*** DATA FOR THIS TASK ***
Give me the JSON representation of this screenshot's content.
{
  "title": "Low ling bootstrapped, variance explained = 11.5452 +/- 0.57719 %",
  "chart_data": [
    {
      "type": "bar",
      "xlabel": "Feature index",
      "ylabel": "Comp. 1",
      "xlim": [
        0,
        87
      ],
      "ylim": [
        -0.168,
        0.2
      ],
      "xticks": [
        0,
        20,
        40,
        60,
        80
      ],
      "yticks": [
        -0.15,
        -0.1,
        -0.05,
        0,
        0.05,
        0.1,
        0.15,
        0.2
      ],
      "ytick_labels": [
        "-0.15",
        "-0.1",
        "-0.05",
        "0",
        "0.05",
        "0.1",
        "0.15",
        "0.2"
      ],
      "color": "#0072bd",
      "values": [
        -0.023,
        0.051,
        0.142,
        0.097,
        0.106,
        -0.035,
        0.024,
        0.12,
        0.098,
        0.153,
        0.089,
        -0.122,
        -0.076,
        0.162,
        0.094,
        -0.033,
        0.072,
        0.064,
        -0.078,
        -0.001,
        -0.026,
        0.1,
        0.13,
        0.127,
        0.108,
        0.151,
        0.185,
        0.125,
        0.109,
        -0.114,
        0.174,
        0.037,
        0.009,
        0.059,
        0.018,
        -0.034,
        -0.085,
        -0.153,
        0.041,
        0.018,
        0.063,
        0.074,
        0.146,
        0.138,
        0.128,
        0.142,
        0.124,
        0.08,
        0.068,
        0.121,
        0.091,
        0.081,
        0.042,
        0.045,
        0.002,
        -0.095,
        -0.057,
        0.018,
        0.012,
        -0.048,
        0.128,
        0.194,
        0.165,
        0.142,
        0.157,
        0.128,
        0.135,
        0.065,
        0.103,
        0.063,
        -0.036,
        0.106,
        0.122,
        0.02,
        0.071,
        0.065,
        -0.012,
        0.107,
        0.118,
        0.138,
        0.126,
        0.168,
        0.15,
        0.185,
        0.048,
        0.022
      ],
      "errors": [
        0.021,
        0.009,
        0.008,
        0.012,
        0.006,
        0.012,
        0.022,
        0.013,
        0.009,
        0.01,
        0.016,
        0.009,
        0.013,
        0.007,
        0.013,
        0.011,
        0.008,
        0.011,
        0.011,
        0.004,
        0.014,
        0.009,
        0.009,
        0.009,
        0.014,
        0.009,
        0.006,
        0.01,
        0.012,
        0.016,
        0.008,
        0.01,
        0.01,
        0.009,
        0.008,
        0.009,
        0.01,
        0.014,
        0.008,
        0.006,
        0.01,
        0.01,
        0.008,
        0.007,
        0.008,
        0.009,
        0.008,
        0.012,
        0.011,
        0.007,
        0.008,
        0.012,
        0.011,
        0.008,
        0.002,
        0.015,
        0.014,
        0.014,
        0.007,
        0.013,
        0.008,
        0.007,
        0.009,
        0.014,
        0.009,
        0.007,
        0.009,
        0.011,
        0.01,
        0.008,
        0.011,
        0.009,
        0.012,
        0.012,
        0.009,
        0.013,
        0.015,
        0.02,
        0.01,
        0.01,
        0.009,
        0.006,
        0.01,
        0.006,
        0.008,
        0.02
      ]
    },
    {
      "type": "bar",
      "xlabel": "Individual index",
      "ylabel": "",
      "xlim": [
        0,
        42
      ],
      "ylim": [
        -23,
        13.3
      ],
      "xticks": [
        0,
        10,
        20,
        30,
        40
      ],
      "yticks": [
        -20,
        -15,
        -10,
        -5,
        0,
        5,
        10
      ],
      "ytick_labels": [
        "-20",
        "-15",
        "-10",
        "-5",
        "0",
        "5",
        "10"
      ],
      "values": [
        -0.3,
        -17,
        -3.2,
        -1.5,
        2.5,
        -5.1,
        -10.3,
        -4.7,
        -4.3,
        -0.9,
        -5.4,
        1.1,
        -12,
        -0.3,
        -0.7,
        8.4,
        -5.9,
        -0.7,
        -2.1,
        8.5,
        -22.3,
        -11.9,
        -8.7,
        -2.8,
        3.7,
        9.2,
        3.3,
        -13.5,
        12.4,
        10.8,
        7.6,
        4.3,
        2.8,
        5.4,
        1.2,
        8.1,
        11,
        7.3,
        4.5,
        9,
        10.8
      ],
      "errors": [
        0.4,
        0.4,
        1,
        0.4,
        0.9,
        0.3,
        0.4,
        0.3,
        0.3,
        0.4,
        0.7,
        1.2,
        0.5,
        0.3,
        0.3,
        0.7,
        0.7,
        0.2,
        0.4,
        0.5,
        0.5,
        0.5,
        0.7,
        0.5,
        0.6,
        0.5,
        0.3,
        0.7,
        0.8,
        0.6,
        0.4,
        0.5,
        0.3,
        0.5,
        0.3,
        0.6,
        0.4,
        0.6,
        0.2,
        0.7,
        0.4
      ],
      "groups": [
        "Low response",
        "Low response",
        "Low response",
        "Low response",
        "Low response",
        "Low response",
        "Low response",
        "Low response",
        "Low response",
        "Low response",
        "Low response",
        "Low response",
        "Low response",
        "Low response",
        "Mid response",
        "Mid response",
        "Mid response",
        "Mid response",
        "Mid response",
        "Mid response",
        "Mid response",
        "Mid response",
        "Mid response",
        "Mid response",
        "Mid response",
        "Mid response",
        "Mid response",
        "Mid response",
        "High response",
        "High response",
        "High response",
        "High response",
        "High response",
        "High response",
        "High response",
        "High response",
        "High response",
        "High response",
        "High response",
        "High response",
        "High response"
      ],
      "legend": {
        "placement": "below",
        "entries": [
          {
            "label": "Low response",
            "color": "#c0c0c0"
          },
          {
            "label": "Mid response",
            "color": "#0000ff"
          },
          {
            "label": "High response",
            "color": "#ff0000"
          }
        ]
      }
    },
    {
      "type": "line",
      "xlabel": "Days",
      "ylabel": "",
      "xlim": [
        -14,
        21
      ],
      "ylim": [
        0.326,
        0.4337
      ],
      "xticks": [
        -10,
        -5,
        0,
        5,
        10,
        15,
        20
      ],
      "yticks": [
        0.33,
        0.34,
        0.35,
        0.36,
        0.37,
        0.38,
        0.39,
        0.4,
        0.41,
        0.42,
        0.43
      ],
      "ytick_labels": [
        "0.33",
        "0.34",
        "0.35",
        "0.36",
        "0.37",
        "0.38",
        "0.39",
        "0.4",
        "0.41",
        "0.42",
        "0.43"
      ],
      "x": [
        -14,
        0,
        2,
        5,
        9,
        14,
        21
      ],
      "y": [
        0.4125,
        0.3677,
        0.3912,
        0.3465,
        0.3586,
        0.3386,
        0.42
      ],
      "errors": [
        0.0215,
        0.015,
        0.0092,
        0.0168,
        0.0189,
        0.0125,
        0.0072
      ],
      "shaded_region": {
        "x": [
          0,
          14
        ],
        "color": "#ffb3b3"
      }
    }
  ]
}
***
Identify which lines contain the word "color" and copy each one.

EXPECTED OUTPUT:
      "color": "#0072bd",
            "color": "#c0c0c0"
            "color": "#0000ff"
            "color": "#ff0000"
        "color": "#ffb3b3"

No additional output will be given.